EXCERPTED DATA:
—————

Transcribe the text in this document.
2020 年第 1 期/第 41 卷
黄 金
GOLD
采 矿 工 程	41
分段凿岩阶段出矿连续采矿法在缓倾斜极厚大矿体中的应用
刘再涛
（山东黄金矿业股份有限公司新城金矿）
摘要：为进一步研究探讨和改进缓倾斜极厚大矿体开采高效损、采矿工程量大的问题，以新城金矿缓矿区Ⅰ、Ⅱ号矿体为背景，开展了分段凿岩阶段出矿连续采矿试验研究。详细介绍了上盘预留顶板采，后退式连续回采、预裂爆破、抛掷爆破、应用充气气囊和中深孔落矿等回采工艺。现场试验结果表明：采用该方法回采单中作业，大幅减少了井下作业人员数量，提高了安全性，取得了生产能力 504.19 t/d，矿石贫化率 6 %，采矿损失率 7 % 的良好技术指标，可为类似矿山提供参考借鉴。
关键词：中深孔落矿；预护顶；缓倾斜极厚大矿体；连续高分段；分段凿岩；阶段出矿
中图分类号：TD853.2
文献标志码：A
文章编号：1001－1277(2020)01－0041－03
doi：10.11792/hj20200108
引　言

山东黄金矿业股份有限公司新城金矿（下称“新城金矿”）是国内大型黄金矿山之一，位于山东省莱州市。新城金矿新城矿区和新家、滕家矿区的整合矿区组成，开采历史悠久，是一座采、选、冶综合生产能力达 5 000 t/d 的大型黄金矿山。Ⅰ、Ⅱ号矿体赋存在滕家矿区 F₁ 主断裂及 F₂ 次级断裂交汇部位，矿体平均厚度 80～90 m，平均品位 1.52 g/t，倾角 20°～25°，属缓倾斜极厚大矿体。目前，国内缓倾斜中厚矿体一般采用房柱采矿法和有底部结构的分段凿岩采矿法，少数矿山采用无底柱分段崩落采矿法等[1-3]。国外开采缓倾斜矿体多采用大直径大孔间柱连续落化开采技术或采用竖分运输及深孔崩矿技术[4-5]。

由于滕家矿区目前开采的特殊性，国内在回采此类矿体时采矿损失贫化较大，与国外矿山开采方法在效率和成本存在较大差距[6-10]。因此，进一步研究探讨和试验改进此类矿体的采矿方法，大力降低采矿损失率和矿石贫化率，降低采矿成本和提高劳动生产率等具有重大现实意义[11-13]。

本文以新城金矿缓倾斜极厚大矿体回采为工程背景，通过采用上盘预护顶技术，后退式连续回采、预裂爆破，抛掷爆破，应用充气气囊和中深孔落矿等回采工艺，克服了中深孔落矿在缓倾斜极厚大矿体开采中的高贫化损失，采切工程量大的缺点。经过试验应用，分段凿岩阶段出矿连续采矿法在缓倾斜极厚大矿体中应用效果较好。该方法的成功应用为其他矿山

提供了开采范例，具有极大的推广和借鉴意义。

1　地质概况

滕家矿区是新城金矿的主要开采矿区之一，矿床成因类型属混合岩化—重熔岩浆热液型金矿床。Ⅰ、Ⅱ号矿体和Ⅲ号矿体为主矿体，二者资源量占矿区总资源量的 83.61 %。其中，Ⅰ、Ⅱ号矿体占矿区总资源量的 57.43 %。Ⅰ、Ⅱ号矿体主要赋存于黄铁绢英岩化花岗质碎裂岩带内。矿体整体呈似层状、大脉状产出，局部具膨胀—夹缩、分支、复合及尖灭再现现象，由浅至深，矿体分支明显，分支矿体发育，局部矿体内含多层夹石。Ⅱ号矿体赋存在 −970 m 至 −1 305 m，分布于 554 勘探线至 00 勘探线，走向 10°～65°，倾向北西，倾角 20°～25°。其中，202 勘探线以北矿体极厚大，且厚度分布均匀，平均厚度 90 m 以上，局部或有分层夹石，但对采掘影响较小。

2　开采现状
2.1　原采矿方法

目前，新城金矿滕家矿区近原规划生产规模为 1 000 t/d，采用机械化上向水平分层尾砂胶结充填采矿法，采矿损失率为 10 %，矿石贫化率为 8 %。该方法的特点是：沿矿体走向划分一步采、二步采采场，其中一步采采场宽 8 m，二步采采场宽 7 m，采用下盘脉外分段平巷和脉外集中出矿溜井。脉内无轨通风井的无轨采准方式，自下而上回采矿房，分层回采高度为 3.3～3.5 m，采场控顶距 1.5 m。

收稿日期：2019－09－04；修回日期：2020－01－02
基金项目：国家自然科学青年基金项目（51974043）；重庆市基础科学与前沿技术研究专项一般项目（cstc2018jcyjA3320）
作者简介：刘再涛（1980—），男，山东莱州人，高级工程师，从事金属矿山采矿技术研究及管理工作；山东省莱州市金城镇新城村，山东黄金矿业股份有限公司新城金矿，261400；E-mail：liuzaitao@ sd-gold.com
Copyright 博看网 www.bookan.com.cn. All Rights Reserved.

—————

WHAT IS BEING ASKED:
Can you restate every record above word for word?

CORRECT RESULT:
Transcribe the text in this document.
2020 年第 1 期/第 41 卷
黄 金
GOLD
采 矿 工 程	41
分段凿岩阶段出矿连续采矿法在缓倾斜极厚大矿体中的应用
刘再涛
（山东黄金矿业股份有限公司新城金矿）
摘要：为进一步研究探讨和改进缓倾斜极厚大矿体开采高效损、采矿工程量大的问题，以新城金矿缓矿区Ⅰ、Ⅱ号矿体为背景，开展了分段凿岩阶段出矿连续采矿试验研究。详细介绍了上盘预留顶板采，后退式连续回采、预裂爆破、抛掷爆破、应用充气气囊和中深孔落矿等回采工艺。现场试验结果表明：采用该方法回采单中作业，大幅减少了井下作业人员数量，提高了安全性，取得了生产能力 504.19 t/d，矿石贫化率 6 %，采矿损失率 7 % 的良好技术指标，可为类似矿山提供参考借鉴。
关键词：中深孔落矿；预护顶；缓倾斜极厚大矿体；连续高分段；分段凿岩；阶段出矿
中图分类号：TD853.2
文献标志码：A
文章编号：1001－1277(2020)01－0041－03
doi：10.11792/hj20200108
引　言

山东黄金矿业股份有限公司新城金矿（下称“新城金矿”）是国内大型黄金矿山之一，位于山东省莱州市。新城金矿新城矿区和新家、滕家矿区的整合矿区组成，开采历史悠久，是一座采、选、冶综合生产能力达 5 000 t/d 的大型黄金矿山。Ⅰ、Ⅱ号矿体赋存在滕家矿区 F₁ 主断裂及 F₂ 次级断裂交汇部位，矿体平均厚度 80～90 m，平均品位 1.52 g/t，倾角 20°～25°，属缓倾斜极厚大矿体。目前，国内缓倾斜中厚矿体一般采用房柱采矿法和有底部结构的分段凿岩采矿法，少数矿山采用无底柱分段崩落采矿法等[1-3]。国外开采缓倾斜矿体多采用大直径大孔间柱连续落化开采技术或采用竖分运输及深孔崩矿技术[4-5]。

由于滕家矿区目前开采的特殊性，国内在回采此类矿体时采矿损失贫化较大，与国外矿山开采方法在效率和成本存在较大差距[6-10]。因此，进一步研究探讨和试验改进此类矿体的采矿方法，大力降低采矿损失率和矿石贫化率，降低采矿成本和提高劳动生产率等具有重大现实意义[11-13]。

本文以新城金矿缓倾斜极厚大矿体回采为工程背景，通过采用上盘预护顶技术，后退式连续回采、预裂爆破，抛掷爆破，应用充气气囊和中深孔落矿等回采工艺，克服了中深孔落矿在缓倾斜极厚大矿体开采中的高贫化损失，采切工程量大的缺点。经过试验应用，分段凿岩阶段出矿连续采矿法在缓倾斜极厚大矿体中应用效果较好。该方法的成功应用为其他矿山

提供了开采范例，具有极大的推广和借鉴意义。

1　地质概况

滕家矿区是新城金矿的主要开采矿区之一，矿床成因类型属混合岩化—重熔岩浆热液型金矿床。Ⅰ、Ⅱ号矿体和Ⅲ号矿体为主矿体，二者资源量占矿区总资源量的 83.61 %。其中，Ⅰ、Ⅱ号矿体占矿区总资源量的 57.43 %。Ⅰ、Ⅱ号矿体主要赋存于黄铁绢英岩化花岗质碎裂岩带内。矿体整体呈似层状、大脉状产出，局部具膨胀—夹缩、分支、复合及尖灭再现现象，由浅至深，矿体分支明显，分支矿体发育，局部矿体内含多层夹石。Ⅱ号矿体赋存在 −970 m 至 −1 305 m，分布于 554 勘探线至 00 勘探线，走向 10°～65°，倾向北西，倾角 20°～25°。其中，202 勘探线以北矿体极厚大，且厚度分布均匀，平均厚度 90 m 以上，局部或有分层夹石，但对采掘影响较小。

2　开采现状
2.1　原采矿方法

目前，新城金矿滕家矿区近原规划生产规模为 1 000 t/d，采用机械化上向水平分层尾砂胶结充填采矿法，采矿损失率为 10 %，矿石贫化率为 8 %。该方法的特点是：沿矿体走向划分一步采、二步采采场，其中一步采采场宽 8 m，二步采采场宽 7 m，采用下盘脉外分段平巷和脉外集中出矿溜井。脉内无轨通风井的无轨采准方式，自下而上回采矿房，分层回采高度为 3.3～3.5 m，采场控顶距 1.5 m。

收稿日期：2019－09－04；修回日期：2020－01－02
基金项目：国家自然科学青年基金项目（51974043）；重庆市基础科学与前沿技术研究专项一般项目（cstc2018jcyjA3320）
作者简介：刘再涛（1980—），男，山东莱州人，高级工程师，从事金属矿山采矿技术研究及管理工作；山东省莱州市金城镇新城村，山东黄金矿业股份有限公司新城金矿，261400；E-mail：liuzaitao@ sd-gold.com
Copyright 博看网 www.bookan.com.cn. All Rights Reserved.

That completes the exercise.